Task to carry out>
Repeat the records below exactly as they appear.

— START OF The data —

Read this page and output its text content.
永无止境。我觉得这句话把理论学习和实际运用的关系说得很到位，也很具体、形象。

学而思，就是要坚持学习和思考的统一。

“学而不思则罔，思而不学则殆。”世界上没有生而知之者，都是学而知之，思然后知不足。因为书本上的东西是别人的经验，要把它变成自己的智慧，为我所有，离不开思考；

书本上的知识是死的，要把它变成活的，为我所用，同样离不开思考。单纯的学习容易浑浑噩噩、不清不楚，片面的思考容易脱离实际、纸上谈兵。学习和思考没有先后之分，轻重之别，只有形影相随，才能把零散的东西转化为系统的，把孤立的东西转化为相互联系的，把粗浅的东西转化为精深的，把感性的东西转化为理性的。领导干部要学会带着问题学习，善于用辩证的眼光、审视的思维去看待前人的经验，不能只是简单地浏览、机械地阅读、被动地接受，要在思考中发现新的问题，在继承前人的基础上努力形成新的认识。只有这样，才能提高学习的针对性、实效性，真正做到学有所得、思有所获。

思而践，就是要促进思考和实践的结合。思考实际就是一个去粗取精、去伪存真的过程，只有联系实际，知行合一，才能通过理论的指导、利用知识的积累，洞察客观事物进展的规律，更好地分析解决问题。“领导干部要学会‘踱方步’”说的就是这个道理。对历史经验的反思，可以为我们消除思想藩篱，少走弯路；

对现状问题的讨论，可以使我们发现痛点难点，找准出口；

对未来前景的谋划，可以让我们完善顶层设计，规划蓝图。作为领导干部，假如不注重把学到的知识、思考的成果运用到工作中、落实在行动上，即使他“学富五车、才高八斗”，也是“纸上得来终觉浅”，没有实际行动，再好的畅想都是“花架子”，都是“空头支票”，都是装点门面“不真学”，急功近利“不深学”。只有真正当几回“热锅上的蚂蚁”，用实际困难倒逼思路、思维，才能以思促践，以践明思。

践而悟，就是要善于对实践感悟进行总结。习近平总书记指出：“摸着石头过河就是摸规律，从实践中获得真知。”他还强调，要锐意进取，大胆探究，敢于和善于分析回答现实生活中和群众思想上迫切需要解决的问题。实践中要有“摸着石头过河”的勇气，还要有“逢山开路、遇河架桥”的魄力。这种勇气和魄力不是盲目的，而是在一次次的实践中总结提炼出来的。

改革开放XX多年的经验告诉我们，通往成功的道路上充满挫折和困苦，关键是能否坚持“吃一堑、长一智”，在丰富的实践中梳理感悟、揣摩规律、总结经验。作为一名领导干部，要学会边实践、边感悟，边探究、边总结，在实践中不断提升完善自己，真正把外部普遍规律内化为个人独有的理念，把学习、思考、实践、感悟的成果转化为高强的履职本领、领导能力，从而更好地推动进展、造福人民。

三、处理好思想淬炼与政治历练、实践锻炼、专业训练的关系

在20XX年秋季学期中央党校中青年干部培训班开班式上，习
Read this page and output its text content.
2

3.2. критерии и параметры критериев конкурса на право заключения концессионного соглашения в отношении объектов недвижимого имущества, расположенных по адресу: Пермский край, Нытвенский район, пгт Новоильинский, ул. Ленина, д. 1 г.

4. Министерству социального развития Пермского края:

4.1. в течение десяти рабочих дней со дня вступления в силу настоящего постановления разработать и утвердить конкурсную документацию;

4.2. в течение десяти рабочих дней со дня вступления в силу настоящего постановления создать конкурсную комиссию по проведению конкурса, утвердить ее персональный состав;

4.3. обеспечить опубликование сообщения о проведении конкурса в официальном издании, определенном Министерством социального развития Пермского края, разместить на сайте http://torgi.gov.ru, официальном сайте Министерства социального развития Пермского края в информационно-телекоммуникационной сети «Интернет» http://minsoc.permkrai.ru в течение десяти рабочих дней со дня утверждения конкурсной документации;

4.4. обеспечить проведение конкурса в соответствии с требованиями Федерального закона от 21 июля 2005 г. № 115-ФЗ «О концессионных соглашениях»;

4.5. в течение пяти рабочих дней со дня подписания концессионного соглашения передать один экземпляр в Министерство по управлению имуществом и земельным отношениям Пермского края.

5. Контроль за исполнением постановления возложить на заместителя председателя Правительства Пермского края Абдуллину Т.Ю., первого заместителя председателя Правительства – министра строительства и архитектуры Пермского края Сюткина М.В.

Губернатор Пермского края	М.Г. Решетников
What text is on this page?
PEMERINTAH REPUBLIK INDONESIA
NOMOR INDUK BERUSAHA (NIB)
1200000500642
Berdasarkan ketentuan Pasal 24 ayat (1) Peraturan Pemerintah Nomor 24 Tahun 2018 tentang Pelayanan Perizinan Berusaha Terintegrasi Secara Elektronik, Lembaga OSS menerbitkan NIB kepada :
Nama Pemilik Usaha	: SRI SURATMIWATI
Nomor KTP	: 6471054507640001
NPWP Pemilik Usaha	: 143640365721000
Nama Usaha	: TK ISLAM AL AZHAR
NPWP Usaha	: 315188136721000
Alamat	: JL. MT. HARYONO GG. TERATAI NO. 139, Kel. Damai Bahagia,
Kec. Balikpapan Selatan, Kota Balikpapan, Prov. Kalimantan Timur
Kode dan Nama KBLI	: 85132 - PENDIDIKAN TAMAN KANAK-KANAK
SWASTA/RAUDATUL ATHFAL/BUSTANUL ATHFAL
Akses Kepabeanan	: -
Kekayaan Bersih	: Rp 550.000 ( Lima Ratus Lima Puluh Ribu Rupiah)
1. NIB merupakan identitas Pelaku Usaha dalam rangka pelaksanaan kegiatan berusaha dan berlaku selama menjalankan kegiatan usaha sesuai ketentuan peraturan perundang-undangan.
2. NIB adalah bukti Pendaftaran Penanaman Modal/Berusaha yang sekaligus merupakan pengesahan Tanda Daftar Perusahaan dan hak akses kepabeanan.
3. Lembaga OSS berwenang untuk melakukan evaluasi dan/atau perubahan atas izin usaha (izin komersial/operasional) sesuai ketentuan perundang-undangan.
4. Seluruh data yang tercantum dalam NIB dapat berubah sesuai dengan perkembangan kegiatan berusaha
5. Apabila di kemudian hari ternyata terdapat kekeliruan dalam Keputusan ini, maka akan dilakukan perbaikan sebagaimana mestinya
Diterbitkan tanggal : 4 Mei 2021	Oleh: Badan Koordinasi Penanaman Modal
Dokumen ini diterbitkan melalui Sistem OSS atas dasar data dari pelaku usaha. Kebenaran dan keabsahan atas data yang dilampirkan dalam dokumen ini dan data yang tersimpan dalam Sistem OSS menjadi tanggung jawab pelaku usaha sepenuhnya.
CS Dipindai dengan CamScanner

— END OF The data —

Output>
Read this page and output its text content.
永无止境。我觉得这句话把理论学习和实际运用的关系说得很到位，也很具体、形象。

学而思，就是要坚持学习和思考的统一。

“学而不思则罔，思而不学则殆。”世界上没有生而知之者，都是学而知之，思然后知不足。因为书本上的东西是别人的经验，要把它变成自己的智慧，为我所有，离不开思考；

书本上的知识是死的，要把它变成活的，为我所用，同样离不开思考。单纯的学习容易浑浑噩噩、不清不楚，片面的思考容易脱离实际、纸上谈兵。学习和思考没有先后之分，轻重之别，只有形影相随，才能把零散的东西转化为系统的，把孤立的东西转化为相互联系的，把粗浅的东西转化为精深的，把感性的东西转化为理性的。领导干部要学会带着问题学习，善于用辩证的眼光、审视的思维去看待前人的经验，不能只是简单地浏览、机械地阅读、被动地接受，要在思考中发现新的问题，在继承前人的基础上努力形成新的认识。只有这样，才能提高学习的针对性、实效性，真正做到学有所得、思有所获。

思而践，就是要促进思考和实践的结合。思考实际就是一个去粗取精、去伪存真的过程，只有联系实际，知行合一，才能通过理论的指导、利用知识的积累，洞察客观事物进展的规律，更好地分析解决问题。“领导干部要学会‘踱方步’”说的就是这个道理。对历史经验的反思，可以为我们消除思想藩篱，少走弯路；

对现状问题的讨论，可以使我们发现痛点难点，找准出口；

对未来前景的谋划，可以让我们完善顶层设计，规划蓝图。作为领导干部，假如不注重把学到的知识、思考的成果运用到工作中、落实在行动上，即使他“学富五车、才高八斗”，也是“纸上得来终觉浅”，没有实际行动，再好的畅想都是“花架子”，都是“空头支票”，都是装点门面“不真学”，急功近利“不深学”。只有真正当几回“热锅上的蚂蚁”，用实际困难倒逼思路、思维，才能以思促践，以践明思。

践而悟，就是要善于对实践感悟进行总结。习近平总书记指出：“摸着石头过河就是摸规律，从实践中获得真知。”他还强调，要锐意进取，大胆探究，敢于和善于分析回答现实生活中和群众思想上迫切需要解决的问题。实践中要有“摸着石头过河”的勇气，还要有“逢山开路、遇河架桥”的魄力。这种勇气和魄力不是盲目的，而是在一次次的实践中总结提炼出来的。

改革开放XX多年的经验告诉我们，通往成功的道路上充满挫折和困苦，关键是能否坚持“吃一堑、长一智”，在丰富的实践中梳理感悟、揣摩规律、总结经验。作为一名领导干部，要学会边实践、边感悟，边探究、边总结，在实践中不断提升完善自己，真正把外部普遍规律内化为个人独有的理念，把学习、思考、实践、感悟的成果转化为高强的履职本领、领导能力，从而更好地推动进展、造福人民。

三、处理好思想淬炼与政治历练、实践锻炼、专业训练的关系

在20XX年秋季学期中央党校中青年干部培训班开班式上，习
Read this page and output its text content.
2

3.2. критерии и параметры критериев конкурса на право заключения концессионного соглашения в отношении объектов недвижимого имущества, расположенных по адресу: Пермский край, Нытвенский район, пгт Новоильинский, ул. Ленина, д. 1 г.

4. Министерству социального развития Пермского края:

4.1. в течение десяти рабочих дней со дня вступления в силу настоящего постановления разработать и утвердить конкурсную документацию;

4.2. в течение десяти рабочих дней со дня вступления в силу настоящего постановления создать конкурсную комиссию по проведению конкурса, утвердить ее персональный состав;

4.3. обеспечить опубликование сообщения о проведении конкурса в официальном издании, определенном Министерством социального развития Пермского края, разместить на сайте http://torgi.gov.ru, официальном сайте Министерства социального развития Пермского края в информационно-телекоммуникационной сети «Интернет» http://minsoc.permkrai.ru в течение десяти рабочих дней со дня утверждения конкурсной документации;

4.4. обеспечить проведение конкурса в соответствии с требованиями Федерального закона от 21 июля 2005 г. № 115-ФЗ «О концессионных соглашениях»;

4.5. в течение пяти рабочих дней со дня подписания концессионного соглашения передать один экземпляр в Министерство по управлению имуществом и земельным отношениям Пермского края.

5. Контроль за исполнением постановления возложить на заместителя председателя Правительства Пермского края Абдуллину Т.Ю., первого заместителя председателя Правительства – министра строительства и архитектуры Пермского края Сюткина М.В.

Губернатор Пермского края	М.Г. Решетников
What text is on this page?
PEMERINTAH REPUBLIK INDONESIA
NOMOR INDUK BERUSAHA (NIB)
1200000500642
Berdasarkan ketentuan Pasal 24 ayat (1) Peraturan Pemerintah Nomor 24 Tahun 2018 tentang Pelayanan Perizinan Berusaha Terintegrasi Secara Elektronik, Lembaga OSS menerbitkan NIB kepada :
Nama Pemilik Usaha	: SRI SURATMIWATI
Nomor KTP	: 6471054507640001
NPWP Pemilik Usaha	: 143640365721000
Nama Usaha	: TK ISLAM AL AZHAR
NPWP Usaha	: 315188136721000
Alamat	: JL. MT. HARYONO GG. TERATAI NO. 139, Kel. Damai Bahagia,
Kec. Balikpapan Selatan, Kota Balikpapan, Prov. Kalimantan Timur
Kode dan Nama KBLI	: 85132 - PENDIDIKAN TAMAN KANAK-KANAK
SWASTA/RAUDATUL ATHFAL/BUSTANUL ATHFAL
Akses Kepabeanan	: -
Kekayaan Bersih	: Rp 550.000 ( Lima Ratus Lima Puluh Ribu Rupiah)
1. NIB merupakan identitas Pelaku Usaha dalam rangka pelaksanaan kegiatan berusaha dan berlaku selama menjalankan kegiatan usaha sesuai ketentuan peraturan perundang-undangan.
2. NIB adalah bukti Pendaftaran Penanaman Modal/Berusaha yang sekaligus merupakan pengesahan Tanda Daftar Perusahaan dan hak akses kepabeanan.
3. Lembaga OSS berwenang untuk melakukan evaluasi dan/atau perubahan atas izin usaha (izin komersial/operasional) sesuai ketentuan perundang-undangan.
4. Seluruh data yang tercantum dalam NIB dapat berubah sesuai dengan perkembangan kegiatan berusaha
5. Apabila di kemudian hari ternyata terdapat kekeliruan dalam Keputusan ini, maka akan dilakukan perbaikan sebagaimana mestinya
Diterbitkan tanggal : 4 Mei 2021	Oleh: Badan Koordinasi Penanaman Modal
Dokumen ini diterbitkan melalui Sistem OSS atas dasar data dari pelaku usaha. Kebenaran dan keabsahan atas data yang dilampirkan dalam dokumen ini dan data yang tersimpan dalam Sistem OSS menjadi tanggung jawab pelaku usaha sepenuhnya.
CS Dipindai dengan CamScanner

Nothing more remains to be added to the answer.